◆ Instructions to follow
Print all the records exactly, please.

◆ Available records
———

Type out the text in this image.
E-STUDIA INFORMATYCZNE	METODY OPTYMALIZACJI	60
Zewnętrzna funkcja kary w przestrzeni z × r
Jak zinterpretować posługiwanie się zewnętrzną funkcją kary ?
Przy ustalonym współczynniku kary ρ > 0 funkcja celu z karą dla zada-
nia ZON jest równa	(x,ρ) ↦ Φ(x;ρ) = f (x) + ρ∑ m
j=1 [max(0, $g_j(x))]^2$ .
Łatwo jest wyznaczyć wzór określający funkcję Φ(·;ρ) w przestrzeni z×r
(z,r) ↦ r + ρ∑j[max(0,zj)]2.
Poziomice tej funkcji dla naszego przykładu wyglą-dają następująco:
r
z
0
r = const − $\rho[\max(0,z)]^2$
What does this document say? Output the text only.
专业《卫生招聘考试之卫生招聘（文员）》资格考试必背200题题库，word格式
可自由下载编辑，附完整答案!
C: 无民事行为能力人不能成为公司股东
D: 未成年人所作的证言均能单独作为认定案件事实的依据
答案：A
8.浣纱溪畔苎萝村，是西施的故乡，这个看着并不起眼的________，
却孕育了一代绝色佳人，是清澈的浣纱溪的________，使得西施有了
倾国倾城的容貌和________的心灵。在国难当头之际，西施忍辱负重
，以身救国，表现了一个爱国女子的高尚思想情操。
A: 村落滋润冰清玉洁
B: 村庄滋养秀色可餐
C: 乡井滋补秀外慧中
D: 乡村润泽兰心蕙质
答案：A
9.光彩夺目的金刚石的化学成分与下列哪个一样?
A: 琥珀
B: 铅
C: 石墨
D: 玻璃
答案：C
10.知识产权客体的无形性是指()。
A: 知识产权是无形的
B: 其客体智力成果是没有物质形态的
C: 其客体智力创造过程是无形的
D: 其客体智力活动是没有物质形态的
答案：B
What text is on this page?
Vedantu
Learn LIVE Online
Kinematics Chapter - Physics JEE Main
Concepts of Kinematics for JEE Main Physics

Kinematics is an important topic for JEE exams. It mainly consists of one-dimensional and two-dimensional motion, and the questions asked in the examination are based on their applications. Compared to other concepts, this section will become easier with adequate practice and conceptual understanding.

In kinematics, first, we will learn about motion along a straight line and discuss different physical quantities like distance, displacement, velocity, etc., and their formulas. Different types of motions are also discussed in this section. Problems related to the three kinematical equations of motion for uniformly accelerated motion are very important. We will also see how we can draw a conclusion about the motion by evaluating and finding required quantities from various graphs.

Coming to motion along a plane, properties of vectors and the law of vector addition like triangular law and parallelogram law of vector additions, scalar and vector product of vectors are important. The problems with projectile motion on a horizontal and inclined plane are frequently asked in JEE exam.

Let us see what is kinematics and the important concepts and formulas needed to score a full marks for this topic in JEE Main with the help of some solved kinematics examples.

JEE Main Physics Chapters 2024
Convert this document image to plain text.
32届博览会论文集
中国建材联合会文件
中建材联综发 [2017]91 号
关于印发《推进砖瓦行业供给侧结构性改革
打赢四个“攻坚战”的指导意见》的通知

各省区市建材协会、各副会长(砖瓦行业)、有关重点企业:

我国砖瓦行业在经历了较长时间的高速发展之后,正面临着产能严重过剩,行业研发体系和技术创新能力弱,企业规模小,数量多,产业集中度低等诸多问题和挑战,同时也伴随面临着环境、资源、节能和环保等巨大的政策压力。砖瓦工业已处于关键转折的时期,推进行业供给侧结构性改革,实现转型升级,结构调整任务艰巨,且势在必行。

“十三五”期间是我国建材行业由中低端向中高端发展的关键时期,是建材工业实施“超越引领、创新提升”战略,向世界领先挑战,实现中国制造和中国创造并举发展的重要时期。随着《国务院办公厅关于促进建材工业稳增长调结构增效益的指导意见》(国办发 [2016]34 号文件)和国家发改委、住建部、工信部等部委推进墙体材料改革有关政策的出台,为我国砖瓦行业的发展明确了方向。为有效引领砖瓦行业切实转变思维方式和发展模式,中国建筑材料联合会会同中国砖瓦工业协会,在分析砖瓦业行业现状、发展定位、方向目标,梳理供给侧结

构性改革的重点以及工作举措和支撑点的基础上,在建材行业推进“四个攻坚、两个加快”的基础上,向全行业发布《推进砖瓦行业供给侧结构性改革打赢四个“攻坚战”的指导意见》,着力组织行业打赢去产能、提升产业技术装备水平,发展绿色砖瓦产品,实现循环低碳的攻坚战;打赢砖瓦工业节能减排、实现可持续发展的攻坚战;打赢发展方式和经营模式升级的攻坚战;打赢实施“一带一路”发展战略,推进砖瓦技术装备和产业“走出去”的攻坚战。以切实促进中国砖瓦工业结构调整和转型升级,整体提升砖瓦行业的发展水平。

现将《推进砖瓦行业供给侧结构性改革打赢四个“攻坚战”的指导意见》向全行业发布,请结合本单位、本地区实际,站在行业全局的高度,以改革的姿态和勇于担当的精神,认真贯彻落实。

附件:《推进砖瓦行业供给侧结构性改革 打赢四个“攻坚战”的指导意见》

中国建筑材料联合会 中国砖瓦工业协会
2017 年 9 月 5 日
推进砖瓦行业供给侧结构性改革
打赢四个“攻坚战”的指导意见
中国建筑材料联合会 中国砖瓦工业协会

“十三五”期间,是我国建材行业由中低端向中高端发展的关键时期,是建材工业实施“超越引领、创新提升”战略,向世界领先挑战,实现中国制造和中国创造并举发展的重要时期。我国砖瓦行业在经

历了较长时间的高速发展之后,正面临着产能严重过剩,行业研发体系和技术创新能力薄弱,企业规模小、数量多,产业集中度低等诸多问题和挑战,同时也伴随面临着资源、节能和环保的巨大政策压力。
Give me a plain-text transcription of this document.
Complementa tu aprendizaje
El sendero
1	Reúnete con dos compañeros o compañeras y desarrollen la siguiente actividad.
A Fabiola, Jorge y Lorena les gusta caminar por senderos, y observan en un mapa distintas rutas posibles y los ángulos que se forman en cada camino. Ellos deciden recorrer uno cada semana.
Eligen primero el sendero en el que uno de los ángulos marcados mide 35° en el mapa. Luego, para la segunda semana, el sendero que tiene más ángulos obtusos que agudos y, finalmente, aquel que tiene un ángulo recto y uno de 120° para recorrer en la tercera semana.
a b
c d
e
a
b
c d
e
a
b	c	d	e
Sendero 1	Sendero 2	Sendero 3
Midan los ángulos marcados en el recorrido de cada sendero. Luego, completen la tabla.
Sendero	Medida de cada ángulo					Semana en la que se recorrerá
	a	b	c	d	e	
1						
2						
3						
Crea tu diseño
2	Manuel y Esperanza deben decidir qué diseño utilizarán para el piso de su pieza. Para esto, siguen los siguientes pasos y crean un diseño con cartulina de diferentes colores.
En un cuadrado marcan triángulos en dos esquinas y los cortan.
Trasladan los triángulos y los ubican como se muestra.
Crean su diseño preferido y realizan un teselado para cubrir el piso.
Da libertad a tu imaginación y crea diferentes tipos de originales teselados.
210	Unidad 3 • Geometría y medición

———

◆ Full answer
Type out the text in this image.
E-STUDIA INFORMATYCZNE	METODY OPTYMALIZACJI	60
Zewnętrzna funkcja kary w przestrzeni z × r
Jak zinterpretować posługiwanie się zewnętrzną funkcją kary ?
Przy ustalonym współczynniku kary ρ > 0 funkcja celu z karą dla zada-
nia ZON jest równa	(x,ρ) ↦ Φ(x;ρ) = f (x) + ρ∑ m
j=1 [max(0, $g_j(x))]^2$ .
Łatwo jest wyznaczyć wzór określający funkcję Φ(·;ρ) w przestrzeni z×r
(z,r) ↦ r + ρ∑j[max(0,zj)]2.
Poziomice tej funkcji dla naszego przykładu wyglą-dają następująco:
r
z
0
r = const − $\rho[\max(0,z)]^2$
What does this document say? Output the text only.
专业《卫生招聘考试之卫生招聘（文员）》资格考试必背200题题库，word格式
可自由下载编辑，附完整答案!
C: 无民事行为能力人不能成为公司股东
D: 未成年人所作的证言均能单独作为认定案件事实的依据
答案：A
8.浣纱溪畔苎萝村，是西施的故乡，这个看着并不起眼的________，
却孕育了一代绝色佳人，是清澈的浣纱溪的________，使得西施有了
倾国倾城的容貌和________的心灵。在国难当头之际，西施忍辱负重
，以身救国，表现了一个爱国女子的高尚思想情操。
A: 村落滋润冰清玉洁
B: 村庄滋养秀色可餐
C: 乡井滋补秀外慧中
D: 乡村润泽兰心蕙质
答案：A
9.光彩夺目的金刚石的化学成分与下列哪个一样?
A: 琥珀
B: 铅
C: 石墨
D: 玻璃
答案：C
10.知识产权客体的无形性是指()。
A: 知识产权是无形的
B: 其客体智力成果是没有物质形态的
C: 其客体智力创造过程是无形的
D: 其客体智力活动是没有物质形态的
答案：B
What text is on this page?
Vedantu
Learn LIVE Online
Kinematics Chapter - Physics JEE Main
Concepts of Kinematics for JEE Main Physics

Kinematics is an important topic for JEE exams. It mainly consists of one-dimensional and two-dimensional motion, and the questions asked in the examination are based on their applications. Compared to other concepts, this section will become easier with adequate practice and conceptual understanding.

In kinematics, first, we will learn about motion along a straight line and discuss different physical quantities like distance, displacement, velocity, etc., and their formulas. Different types of motions are also discussed in this section. Problems related to the three kinematical equations of motion for uniformly accelerated motion are very important. We will also see how we can draw a conclusion about the motion by evaluating and finding required quantities from various graphs.

Coming to motion along a plane, properties of vectors and the law of vector addition like triangular law and parallelogram law of vector additions, scalar and vector product of vectors are important. The problems with projectile motion on a horizontal and inclined plane are frequently asked in JEE exam.

Let us see what is kinematics and the important concepts and formulas needed to score a full marks for this topic in JEE Main with the help of some solved kinematics examples.

JEE Main Physics Chapters 2024
Convert this document image to plain text.
32届博览会论文集
中国建材联合会文件
中建材联综发 [2017]91 号
关于印发《推进砖瓦行业供给侧结构性改革
打赢四个“攻坚战”的指导意见》的通知

各省区市建材协会、各副会长(砖瓦行业)、有关重点企业:

我国砖瓦行业在经历了较长时间的高速发展之后,正面临着产能严重过剩,行业研发体系和技术创新能力弱,企业规模小,数量多,产业集中度低等诸多问题和挑战,同时也伴随面临着环境、资源、节能和环保等巨大的政策压力。砖瓦工业已处于关键转折的时期,推进行业供给侧结构性改革,实现转型升级,结构调整任务艰巨,且势在必行。

“十三五”期间是我国建材行业由中低端向中高端发展的关键时期,是建材工业实施“超越引领、创新提升”战略,向世界领先挑战,实现中国制造和中国创造并举发展的重要时期。随着《国务院办公厅关于促进建材工业稳增长调结构增效益的指导意见》(国办发 [2016]34 号文件)和国家发改委、住建部、工信部等部委推进墙体材料改革有关政策的出台,为我国砖瓦行业的发展明确了方向。为有效引领砖瓦行业切实转变思维方式和发展模式,中国建筑材料联合会会同中国砖瓦工业协会,在分析砖瓦业行业现状、发展定位、方向目标,梳理供给侧结

构性改革的重点以及工作举措和支撑点的基础上,在建材行业推进“四个攻坚、两个加快”的基础上,向全行业发布《推进砖瓦行业供给侧结构性改革打赢四个“攻坚战”的指导意见》,着力组织行业打赢去产能、提升产业技术装备水平,发展绿色砖瓦产品,实现循环低碳的攻坚战;打赢砖瓦工业节能减排、实现可持续发展的攻坚战;打赢发展方式和经营模式升级的攻坚战;打赢实施“一带一路”发展战略,推进砖瓦技术装备和产业“走出去”的攻坚战。以切实促进中国砖瓦工业结构调整和转型升级,整体提升砖瓦行业的发展水平。

现将《推进砖瓦行业供给侧结构性改革打赢四个“攻坚战”的指导意见》向全行业发布,请结合本单位、本地区实际,站在行业全局的高度,以改革的姿态和勇于担当的精神,认真贯彻落实。

附件:《推进砖瓦行业供给侧结构性改革 打赢四个“攻坚战”的指导意见》

中国建筑材料联合会 中国砖瓦工业协会
2017 年 9 月 5 日
推进砖瓦行业供给侧结构性改革
打赢四个“攻坚战”的指导意见
中国建筑材料联合会 中国砖瓦工业协会

“十三五”期间,是我国建材行业由中低端向中高端发展的关键时期,是建材工业实施“超越引领、创新提升”战略,向世界领先挑战,实现中国制造和中国创造并举发展的重要时期。我国砖瓦行业在经

历了较长时间的高速发展之后,正面临着产能严重过剩,行业研发体系和技术创新能力薄弱,企业规模小、数量多,产业集中度低等诸多问题和挑战,同时也伴随面临着资源、节能和环保的巨大政策压力。
Give me a plain-text transcription of this document.
Complementa tu aprendizaje
El sendero
1	Reúnete con dos compañeros o compañeras y desarrollen la siguiente actividad.
A Fabiola, Jorge y Lorena les gusta caminar por senderos, y observan en un mapa distintas rutas posibles y los ángulos que se forman en cada camino. Ellos deciden recorrer uno cada semana.
Eligen primero el sendero en el que uno de los ángulos marcados mide 35° en el mapa. Luego, para la segunda semana, el sendero que tiene más ángulos obtusos que agudos y, finalmente, aquel que tiene un ángulo recto y uno de 120° para recorrer en la tercera semana.
a b
c d
e
a
b
c d
e
a
b	c	d	e
Sendero 1	Sendero 2	Sendero 3
Midan los ángulos marcados en el recorrido de cada sendero. Luego, completen la tabla.
Sendero	Medida de cada ángulo					Semana en la que se recorrerá
	a	b	c	d	e	
1						
2						
3						
Crea tu diseño
2	Manuel y Esperanza deben decidir qué diseño utilizarán para el piso de su pieza. Para esto, siguen los siguientes pasos y crean un diseño con cartulina de diferentes colores.
En un cuadrado marcan triángulos en dos esquinas y los cortan.
Trasladan los triángulos y los ubican como se muestra.
Crean su diseño preferido y realizan un teselado para cubrir el piso.
Da libertad a tu imaginación y crea diferentes tipos de originales teselados.
210	Unidad 3 • Geometría y medición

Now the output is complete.